— Begin Data section —
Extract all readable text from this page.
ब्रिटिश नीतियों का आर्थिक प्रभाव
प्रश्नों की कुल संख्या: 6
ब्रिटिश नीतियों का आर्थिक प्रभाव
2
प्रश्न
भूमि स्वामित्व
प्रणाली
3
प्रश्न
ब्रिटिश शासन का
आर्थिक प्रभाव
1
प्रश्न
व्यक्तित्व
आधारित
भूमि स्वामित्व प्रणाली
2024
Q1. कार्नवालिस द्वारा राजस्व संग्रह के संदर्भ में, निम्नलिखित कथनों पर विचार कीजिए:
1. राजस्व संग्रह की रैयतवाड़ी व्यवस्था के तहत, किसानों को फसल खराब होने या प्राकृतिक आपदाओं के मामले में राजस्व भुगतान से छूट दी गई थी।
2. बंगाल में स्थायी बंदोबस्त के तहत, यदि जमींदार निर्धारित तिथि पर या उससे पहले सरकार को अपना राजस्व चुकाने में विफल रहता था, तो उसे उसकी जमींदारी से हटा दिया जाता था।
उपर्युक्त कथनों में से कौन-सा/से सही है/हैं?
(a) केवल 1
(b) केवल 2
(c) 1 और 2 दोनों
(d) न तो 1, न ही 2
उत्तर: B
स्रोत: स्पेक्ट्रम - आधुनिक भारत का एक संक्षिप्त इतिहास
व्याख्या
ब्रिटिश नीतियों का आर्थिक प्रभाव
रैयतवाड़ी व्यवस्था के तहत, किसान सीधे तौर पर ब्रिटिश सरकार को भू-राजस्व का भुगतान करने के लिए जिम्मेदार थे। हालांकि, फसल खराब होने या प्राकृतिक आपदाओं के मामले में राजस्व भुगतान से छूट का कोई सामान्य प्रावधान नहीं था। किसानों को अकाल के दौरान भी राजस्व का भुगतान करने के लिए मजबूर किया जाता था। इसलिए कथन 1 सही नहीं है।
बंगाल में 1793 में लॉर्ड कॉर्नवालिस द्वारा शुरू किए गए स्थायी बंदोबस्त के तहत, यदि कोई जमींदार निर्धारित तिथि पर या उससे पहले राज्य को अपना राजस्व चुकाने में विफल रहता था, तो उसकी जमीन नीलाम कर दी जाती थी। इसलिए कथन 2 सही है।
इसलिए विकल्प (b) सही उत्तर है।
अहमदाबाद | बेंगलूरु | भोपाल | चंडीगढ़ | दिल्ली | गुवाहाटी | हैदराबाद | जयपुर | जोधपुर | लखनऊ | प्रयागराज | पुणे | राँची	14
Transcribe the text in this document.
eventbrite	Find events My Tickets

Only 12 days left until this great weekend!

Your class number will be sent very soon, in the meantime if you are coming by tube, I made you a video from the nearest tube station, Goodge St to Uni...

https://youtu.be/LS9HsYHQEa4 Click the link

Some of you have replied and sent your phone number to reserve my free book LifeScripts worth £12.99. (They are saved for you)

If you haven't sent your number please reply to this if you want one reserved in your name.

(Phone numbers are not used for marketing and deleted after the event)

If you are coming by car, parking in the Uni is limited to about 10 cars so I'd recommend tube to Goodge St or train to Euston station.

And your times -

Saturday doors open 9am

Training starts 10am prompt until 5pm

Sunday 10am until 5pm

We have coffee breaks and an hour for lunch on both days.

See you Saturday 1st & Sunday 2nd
— End Data section —
— Begin Data section —
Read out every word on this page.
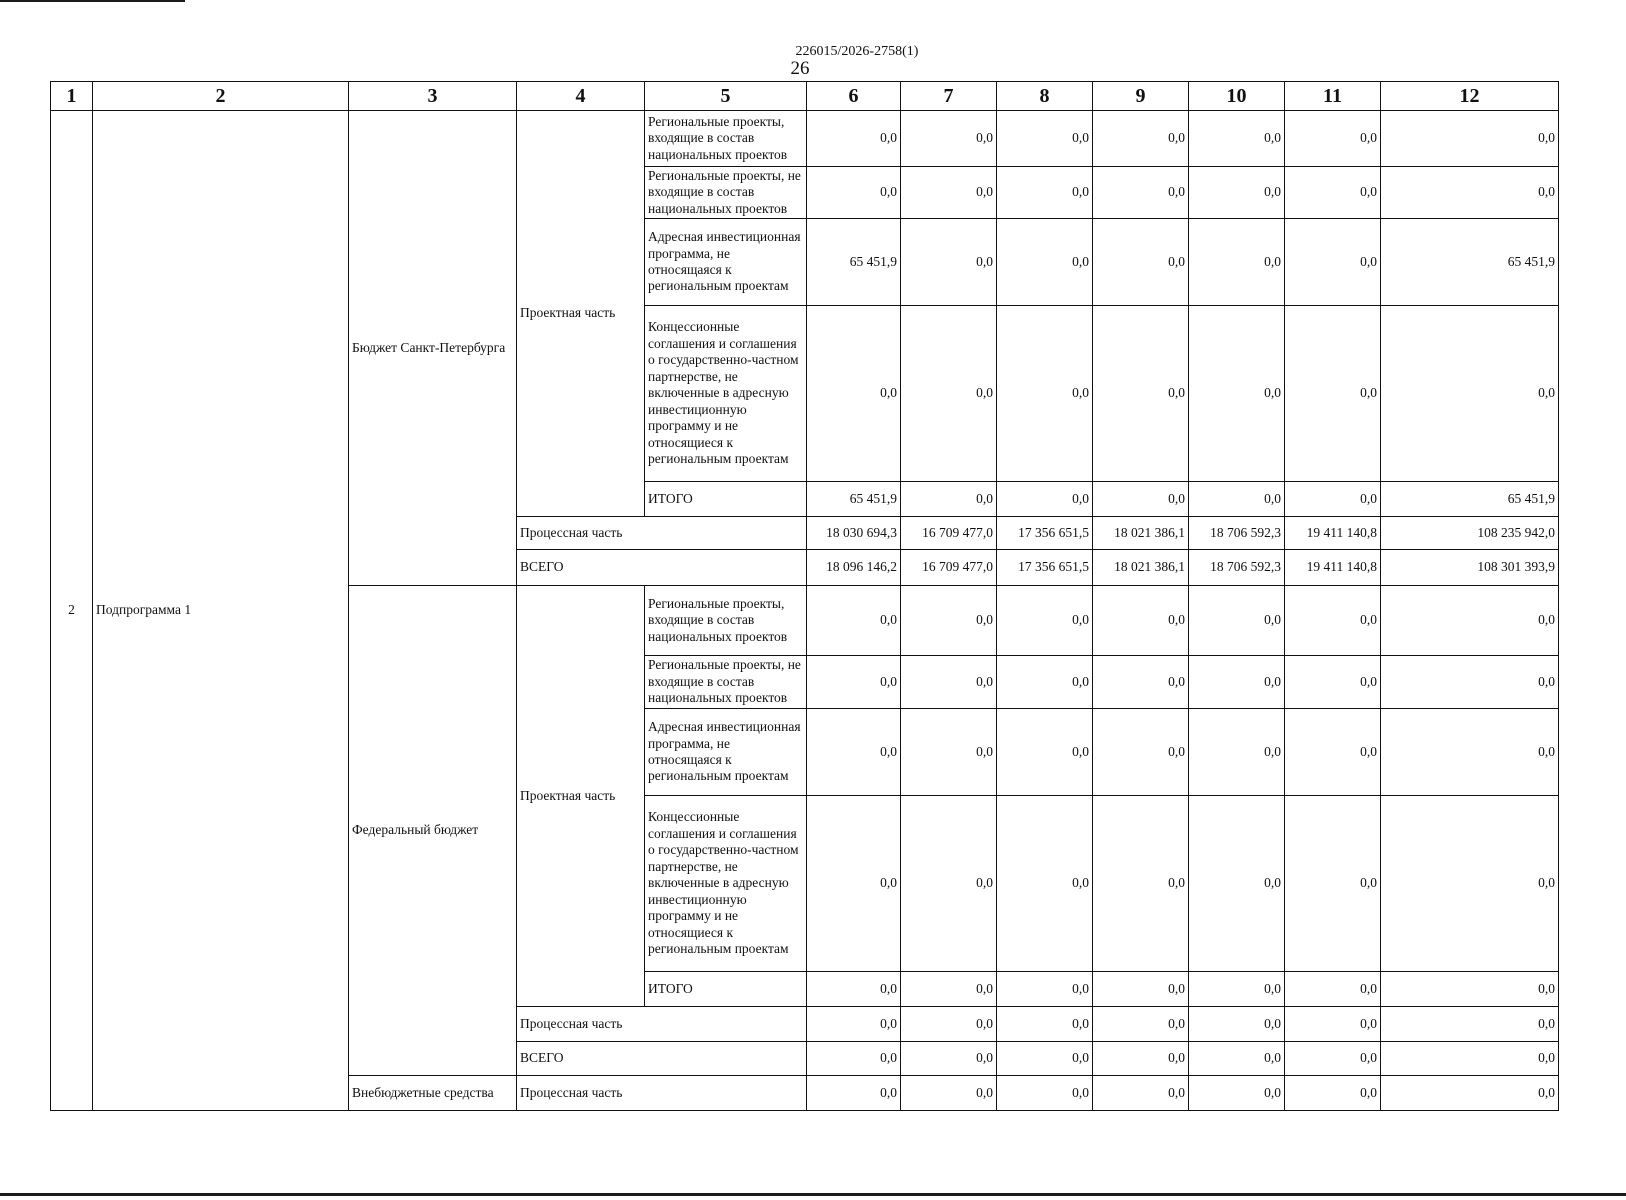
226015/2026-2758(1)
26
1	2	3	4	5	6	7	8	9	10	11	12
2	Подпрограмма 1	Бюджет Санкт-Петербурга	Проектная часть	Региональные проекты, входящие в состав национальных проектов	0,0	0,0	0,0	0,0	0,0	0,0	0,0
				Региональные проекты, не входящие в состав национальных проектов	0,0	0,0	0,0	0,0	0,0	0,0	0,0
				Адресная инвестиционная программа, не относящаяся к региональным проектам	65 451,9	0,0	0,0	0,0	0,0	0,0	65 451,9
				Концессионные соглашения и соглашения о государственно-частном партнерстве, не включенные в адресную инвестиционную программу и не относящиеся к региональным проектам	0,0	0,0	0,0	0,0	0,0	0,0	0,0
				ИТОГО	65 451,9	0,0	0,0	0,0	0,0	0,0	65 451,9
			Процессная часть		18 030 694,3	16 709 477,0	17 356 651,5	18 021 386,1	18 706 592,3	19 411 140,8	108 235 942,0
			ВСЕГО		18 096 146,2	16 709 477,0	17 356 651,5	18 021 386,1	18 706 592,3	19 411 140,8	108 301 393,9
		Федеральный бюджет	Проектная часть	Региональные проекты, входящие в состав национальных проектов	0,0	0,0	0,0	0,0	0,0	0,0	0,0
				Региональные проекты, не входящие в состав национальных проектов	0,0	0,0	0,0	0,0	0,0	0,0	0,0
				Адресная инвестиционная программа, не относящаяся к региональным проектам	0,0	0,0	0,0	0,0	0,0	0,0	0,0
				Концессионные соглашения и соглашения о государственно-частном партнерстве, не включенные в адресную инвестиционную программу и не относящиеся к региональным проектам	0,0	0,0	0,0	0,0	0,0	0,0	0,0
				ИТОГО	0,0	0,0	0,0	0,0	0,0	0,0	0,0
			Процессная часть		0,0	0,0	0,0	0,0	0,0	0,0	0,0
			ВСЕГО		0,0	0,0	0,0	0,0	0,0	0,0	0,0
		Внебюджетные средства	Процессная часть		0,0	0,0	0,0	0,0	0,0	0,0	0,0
— End Data section —
— Begin Data section —
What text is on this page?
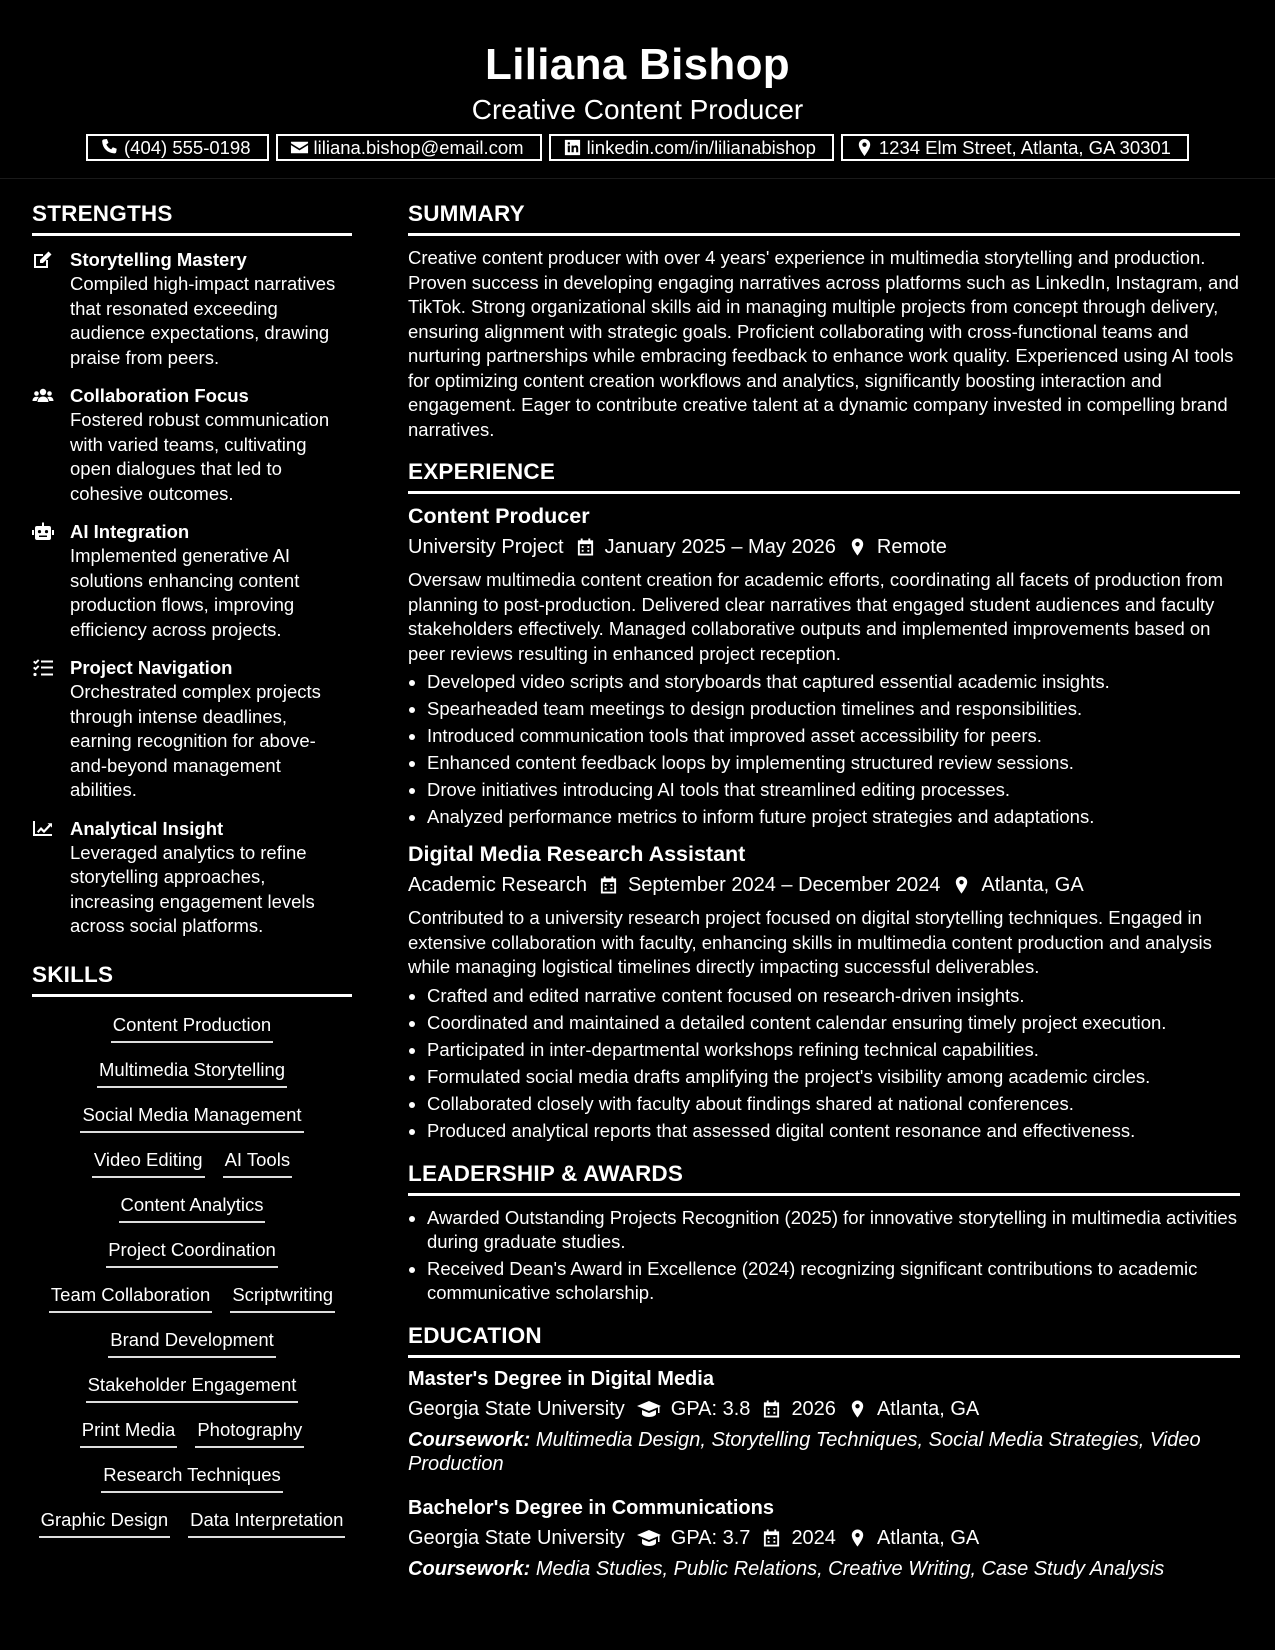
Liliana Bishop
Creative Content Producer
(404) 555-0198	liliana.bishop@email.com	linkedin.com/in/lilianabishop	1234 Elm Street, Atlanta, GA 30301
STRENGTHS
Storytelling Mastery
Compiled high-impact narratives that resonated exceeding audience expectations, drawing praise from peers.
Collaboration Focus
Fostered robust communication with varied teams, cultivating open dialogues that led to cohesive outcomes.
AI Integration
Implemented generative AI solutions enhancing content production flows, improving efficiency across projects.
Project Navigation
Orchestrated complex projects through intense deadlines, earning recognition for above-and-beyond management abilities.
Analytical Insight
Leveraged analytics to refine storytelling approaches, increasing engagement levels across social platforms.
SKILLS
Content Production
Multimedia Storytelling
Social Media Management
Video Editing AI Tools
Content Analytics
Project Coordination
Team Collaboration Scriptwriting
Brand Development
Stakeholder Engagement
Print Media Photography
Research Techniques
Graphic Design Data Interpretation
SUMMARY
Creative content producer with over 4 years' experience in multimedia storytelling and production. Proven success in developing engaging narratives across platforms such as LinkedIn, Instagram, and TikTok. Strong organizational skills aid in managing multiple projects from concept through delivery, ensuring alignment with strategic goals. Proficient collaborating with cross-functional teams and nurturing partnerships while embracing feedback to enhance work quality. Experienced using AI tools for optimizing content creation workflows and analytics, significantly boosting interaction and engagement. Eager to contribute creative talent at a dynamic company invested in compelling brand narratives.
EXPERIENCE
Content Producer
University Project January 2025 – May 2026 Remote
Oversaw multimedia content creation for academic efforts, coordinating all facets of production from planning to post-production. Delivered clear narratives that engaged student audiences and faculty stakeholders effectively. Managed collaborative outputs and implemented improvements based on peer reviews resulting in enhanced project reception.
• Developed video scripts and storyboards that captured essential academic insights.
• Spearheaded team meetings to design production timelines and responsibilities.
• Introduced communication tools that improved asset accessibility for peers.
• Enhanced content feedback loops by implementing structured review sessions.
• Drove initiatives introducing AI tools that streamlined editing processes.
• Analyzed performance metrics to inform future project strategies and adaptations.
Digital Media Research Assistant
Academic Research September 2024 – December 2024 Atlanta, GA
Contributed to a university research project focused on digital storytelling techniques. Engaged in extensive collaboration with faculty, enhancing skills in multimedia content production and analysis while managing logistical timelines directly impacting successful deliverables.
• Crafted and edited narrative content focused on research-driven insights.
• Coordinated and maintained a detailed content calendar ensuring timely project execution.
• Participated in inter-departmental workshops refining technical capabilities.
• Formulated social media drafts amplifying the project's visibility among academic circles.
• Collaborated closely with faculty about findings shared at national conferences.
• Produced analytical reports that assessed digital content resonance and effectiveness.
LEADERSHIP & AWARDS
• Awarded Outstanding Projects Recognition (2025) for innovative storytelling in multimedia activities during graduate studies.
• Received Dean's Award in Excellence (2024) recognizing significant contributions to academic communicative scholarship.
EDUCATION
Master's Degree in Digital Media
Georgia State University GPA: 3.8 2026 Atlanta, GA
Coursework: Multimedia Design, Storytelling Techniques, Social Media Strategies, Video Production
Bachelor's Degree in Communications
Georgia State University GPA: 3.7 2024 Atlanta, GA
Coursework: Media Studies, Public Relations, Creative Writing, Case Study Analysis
— End Data section —
Task description
State how many lines of the material contain the string "проектов", with no other words.

Response below
4